Keep only the lines of the data below that contain "value", and copy them.

━━━━━━

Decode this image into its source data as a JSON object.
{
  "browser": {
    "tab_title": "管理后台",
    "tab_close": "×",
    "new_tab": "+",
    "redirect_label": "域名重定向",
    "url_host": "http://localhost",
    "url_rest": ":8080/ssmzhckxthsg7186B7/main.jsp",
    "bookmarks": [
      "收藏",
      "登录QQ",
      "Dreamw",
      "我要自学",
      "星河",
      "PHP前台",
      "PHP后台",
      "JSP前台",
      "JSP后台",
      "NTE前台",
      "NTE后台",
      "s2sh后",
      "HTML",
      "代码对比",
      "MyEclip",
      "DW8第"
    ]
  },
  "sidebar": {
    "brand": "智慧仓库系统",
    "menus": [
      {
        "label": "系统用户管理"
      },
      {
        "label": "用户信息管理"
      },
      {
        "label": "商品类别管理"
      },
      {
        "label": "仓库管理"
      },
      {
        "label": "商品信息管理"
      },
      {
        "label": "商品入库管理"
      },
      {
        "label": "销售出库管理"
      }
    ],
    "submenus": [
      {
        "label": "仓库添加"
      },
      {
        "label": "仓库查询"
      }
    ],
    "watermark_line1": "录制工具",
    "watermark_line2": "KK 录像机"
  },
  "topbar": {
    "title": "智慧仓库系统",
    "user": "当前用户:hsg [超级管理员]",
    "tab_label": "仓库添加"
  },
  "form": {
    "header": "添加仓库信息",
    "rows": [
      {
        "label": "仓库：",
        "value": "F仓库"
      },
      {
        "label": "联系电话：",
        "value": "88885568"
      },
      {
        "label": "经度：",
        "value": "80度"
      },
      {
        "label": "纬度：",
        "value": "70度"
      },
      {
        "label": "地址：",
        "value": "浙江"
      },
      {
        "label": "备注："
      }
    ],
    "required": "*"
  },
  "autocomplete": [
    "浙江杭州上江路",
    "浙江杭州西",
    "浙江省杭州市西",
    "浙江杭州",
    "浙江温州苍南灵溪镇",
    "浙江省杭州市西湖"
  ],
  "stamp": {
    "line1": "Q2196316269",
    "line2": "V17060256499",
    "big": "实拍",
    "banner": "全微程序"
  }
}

━━━━━━

Response to this task:
        "value": "F仓库"
        "value": "88885568"
        "value": "80度"
        "value": "70度"
        "value": "浙江"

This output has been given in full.